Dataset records
>>>>

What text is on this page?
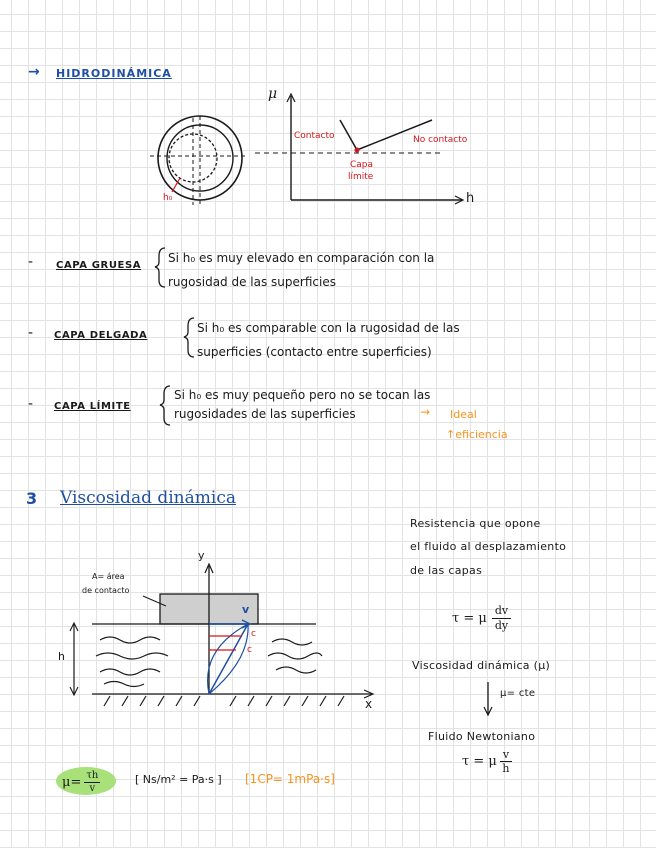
→ HIDRODINÁMICA
μ
h
h₀
Contacto	No contacto
Capa
límite
- CAPA GRUESA
Si h₀ es muy elevado en comparación con la
rugosidad de las superficies
- CAPA DELGADA
Si h₀ es comparable con la rugosidad de las
superficies (contacto entre superficies)
- CAPA LÍMITE
Si h₀ es muy pequeño pero no se tocan las
rugosidades de las superficies	→ Ideal
↑eficiencia
3 Viscosidad dinámica
A= área
de contacto
y
x
v
c
c
h
Resistencia que opone
el fluido al desplazamiento
de las capas
τ = μ $\frac{dv}{dy}$
Viscosidad dinámica (μ)
μ= cte
Fluido Newtoniano
τ = μ $\frac{v}{h}$
$\mu= \frac{\tau h}{v}$	[ Ns/m² = Pa·s ] [1CP= 1mPa·s]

<<<<

Without including any picture, retype the entries exactly.

EXPECTED ANSWER:
What text is on this page?
→ HIDRODINÁMICA
μ
h
h₀
Contacto	No contacto
Capa
límite
- CAPA GRUESA
Si h₀ es muy elevado en comparación con la
rugosidad de las superficies
- CAPA DELGADA
Si h₀ es comparable con la rugosidad de las
superficies (contacto entre superficies)
- CAPA LÍMITE
Si h₀ es muy pequeño pero no se tocan las
rugosidades de las superficies	→ Ideal
↑eficiencia
3 Viscosidad dinámica
A= área
de contacto
y
x
v
c
c
h
Resistencia que opone
el fluido al desplazamiento
de las capas
τ = μ $\frac{dv}{dy}$
Viscosidad dinámica (μ)
μ= cte
Fluido Newtoniano
τ = μ $\frac{v}{h}$
$\mu= \frac{\tau h}{v}$	[ Ns/m² = Pa·s ] [1CP= 1mPa·s]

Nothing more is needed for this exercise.